▸ THE RECORDS:
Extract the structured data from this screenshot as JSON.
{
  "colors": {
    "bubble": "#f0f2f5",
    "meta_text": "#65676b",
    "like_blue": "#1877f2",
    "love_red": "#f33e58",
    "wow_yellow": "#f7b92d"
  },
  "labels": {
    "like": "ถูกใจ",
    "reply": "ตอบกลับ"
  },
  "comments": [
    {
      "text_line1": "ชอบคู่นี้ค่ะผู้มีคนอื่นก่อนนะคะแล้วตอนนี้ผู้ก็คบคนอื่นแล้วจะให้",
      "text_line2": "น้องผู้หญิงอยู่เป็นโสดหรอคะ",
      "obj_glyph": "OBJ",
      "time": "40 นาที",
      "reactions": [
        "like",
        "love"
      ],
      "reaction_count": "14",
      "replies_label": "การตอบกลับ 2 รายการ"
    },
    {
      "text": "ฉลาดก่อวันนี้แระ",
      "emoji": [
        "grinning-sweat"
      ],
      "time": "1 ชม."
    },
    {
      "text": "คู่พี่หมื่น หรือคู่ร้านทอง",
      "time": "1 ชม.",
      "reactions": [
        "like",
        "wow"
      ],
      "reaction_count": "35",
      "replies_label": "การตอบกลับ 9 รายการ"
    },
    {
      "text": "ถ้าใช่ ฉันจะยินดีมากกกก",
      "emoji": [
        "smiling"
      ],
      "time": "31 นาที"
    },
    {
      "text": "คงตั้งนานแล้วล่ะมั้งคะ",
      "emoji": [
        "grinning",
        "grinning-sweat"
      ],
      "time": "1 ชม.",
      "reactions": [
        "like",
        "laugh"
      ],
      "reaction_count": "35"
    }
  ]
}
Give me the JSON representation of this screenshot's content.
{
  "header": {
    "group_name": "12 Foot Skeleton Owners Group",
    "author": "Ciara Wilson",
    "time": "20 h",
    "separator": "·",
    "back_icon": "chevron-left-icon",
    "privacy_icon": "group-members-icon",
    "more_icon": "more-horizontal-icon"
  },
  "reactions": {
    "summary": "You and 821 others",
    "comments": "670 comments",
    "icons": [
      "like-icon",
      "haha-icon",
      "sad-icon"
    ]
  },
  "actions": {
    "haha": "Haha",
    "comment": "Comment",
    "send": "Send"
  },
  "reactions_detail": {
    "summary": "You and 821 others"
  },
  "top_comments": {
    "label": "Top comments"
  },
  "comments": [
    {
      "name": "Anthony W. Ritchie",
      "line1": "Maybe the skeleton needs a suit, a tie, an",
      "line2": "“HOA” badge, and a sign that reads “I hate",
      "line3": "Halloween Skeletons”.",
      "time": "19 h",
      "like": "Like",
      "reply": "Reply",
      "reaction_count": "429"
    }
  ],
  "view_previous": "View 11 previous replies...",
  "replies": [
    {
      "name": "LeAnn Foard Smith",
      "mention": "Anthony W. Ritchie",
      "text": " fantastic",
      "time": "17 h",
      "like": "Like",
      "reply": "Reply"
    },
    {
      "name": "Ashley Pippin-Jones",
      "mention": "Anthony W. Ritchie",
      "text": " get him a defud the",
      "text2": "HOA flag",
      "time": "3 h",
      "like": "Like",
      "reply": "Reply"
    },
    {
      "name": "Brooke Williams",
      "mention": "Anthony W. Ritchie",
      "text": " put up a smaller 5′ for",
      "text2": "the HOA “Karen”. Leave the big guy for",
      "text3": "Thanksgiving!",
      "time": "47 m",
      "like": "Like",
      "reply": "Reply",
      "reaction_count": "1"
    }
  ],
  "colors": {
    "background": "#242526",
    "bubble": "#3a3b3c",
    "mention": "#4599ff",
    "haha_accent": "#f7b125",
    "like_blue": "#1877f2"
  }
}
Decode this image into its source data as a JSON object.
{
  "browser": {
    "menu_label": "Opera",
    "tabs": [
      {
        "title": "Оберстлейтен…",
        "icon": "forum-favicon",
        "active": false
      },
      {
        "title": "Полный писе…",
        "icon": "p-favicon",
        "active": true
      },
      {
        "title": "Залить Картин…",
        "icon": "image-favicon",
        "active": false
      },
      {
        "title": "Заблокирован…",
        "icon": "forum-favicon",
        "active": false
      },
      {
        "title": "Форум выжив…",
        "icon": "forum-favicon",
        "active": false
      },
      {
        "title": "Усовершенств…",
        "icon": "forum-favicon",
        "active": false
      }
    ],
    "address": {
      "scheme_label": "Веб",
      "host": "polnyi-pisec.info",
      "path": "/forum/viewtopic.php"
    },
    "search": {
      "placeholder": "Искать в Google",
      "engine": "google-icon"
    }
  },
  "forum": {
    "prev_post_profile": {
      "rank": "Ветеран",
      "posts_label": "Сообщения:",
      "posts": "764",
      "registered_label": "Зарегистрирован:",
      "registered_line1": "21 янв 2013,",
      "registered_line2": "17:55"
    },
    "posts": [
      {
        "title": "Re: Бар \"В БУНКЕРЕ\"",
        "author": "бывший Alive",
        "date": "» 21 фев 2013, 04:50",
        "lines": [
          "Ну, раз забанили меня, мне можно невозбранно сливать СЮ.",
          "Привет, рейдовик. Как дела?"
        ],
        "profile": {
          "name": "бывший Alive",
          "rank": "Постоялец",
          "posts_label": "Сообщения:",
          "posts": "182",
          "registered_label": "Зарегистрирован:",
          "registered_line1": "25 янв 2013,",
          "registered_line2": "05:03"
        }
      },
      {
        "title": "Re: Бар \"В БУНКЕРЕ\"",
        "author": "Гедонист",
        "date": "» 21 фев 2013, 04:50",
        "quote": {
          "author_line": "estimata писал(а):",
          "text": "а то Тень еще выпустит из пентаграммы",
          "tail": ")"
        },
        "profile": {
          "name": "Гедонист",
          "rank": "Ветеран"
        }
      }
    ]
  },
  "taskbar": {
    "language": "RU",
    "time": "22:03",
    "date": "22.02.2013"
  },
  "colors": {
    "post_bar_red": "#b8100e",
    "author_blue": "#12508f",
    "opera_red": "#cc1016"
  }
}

▸ INSTRUCTIONS FOR THE TASK:
Which lines hold the word "JSON"? Return all of them from the records above.

▸ ANSWER TO THIS TASK:
Extract the structured data from this screenshot as JSON.
Give me the JSON representation of this screenshot's content.
Decode this image into its source data as a JSON object.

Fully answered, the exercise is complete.